Short task:
Return each line of the material verbatim.

......

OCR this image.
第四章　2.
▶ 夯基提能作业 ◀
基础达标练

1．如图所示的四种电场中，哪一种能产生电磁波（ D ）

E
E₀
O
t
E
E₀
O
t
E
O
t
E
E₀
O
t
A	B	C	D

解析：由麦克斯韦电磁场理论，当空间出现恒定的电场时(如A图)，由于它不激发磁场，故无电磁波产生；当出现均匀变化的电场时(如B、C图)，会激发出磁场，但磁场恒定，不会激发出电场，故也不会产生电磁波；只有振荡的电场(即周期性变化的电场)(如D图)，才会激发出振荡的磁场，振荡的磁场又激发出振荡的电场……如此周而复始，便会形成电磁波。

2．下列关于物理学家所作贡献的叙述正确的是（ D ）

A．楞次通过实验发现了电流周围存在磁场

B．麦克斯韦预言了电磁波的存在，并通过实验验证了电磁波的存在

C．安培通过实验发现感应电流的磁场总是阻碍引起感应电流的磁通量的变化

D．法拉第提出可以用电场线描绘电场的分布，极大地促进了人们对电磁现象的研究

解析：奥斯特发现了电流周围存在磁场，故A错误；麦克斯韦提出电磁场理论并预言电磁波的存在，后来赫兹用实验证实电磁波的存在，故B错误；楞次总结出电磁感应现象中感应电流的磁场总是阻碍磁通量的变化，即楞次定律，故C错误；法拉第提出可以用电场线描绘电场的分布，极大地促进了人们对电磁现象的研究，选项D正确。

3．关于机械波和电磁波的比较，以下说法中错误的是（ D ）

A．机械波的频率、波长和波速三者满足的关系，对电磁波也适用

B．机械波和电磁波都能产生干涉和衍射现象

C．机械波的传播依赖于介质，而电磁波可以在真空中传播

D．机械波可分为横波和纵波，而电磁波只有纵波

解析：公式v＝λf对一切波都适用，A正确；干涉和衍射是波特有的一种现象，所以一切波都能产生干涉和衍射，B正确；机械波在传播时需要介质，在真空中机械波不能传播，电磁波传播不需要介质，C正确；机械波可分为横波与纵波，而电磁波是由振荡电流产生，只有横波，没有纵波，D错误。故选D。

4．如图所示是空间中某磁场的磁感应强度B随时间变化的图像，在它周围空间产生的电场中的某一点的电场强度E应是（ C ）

......

Exercise answer:
OCR this image.
第四章　2.
▶ 夯基提能作业 ◀
基础达标练

1．如图所示的四种电场中，哪一种能产生电磁波（ D ）

E
E₀
O
t
E
E₀
O
t
E
O
t
E
E₀
O
t
A	B	C	D

解析：由麦克斯韦电磁场理论，当空间出现恒定的电场时(如A图)，由于它不激发磁场，故无电磁波产生；当出现均匀变化的电场时(如B、C图)，会激发出磁场，但磁场恒定，不会激发出电场，故也不会产生电磁波；只有振荡的电场(即周期性变化的电场)(如D图)，才会激发出振荡的磁场，振荡的磁场又激发出振荡的电场……如此周而复始，便会形成电磁波。

2．下列关于物理学家所作贡献的叙述正确的是（ D ）

A．楞次通过实验发现了电流周围存在磁场

B．麦克斯韦预言了电磁波的存在，并通过实验验证了电磁波的存在

C．安培通过实验发现感应电流的磁场总是阻碍引起感应电流的磁通量的变化

D．法拉第提出可以用电场线描绘电场的分布，极大地促进了人们对电磁现象的研究

解析：奥斯特发现了电流周围存在磁场，故A错误；麦克斯韦提出电磁场理论并预言电磁波的存在，后来赫兹用实验证实电磁波的存在，故B错误；楞次总结出电磁感应现象中感应电流的磁场总是阻碍磁通量的变化，即楞次定律，故C错误；法拉第提出可以用电场线描绘电场的分布，极大地促进了人们对电磁现象的研究，选项D正确。

3．关于机械波和电磁波的比较，以下说法中错误的是（ D ）

A．机械波的频率、波长和波速三者满足的关系，对电磁波也适用

B．机械波和电磁波都能产生干涉和衍射现象

C．机械波的传播依赖于介质，而电磁波可以在真空中传播

D．机械波可分为横波和纵波，而电磁波只有纵波

解析：公式v＝λf对一切波都适用，A正确；干涉和衍射是波特有的一种现象，所以一切波都能产生干涉和衍射，B正确；机械波在传播时需要介质，在真空中机械波不能传播，电磁波传播不需要介质，C正确；机械波可分为横波与纵波，而电磁波是由振荡电流产生，只有横波，没有纵波，D错误。故选D。

4．如图所示是空间中某磁场的磁感应强度B随时间变化的图像，在它周围空间产生的电场中的某一点的电场强度E应是（ C ）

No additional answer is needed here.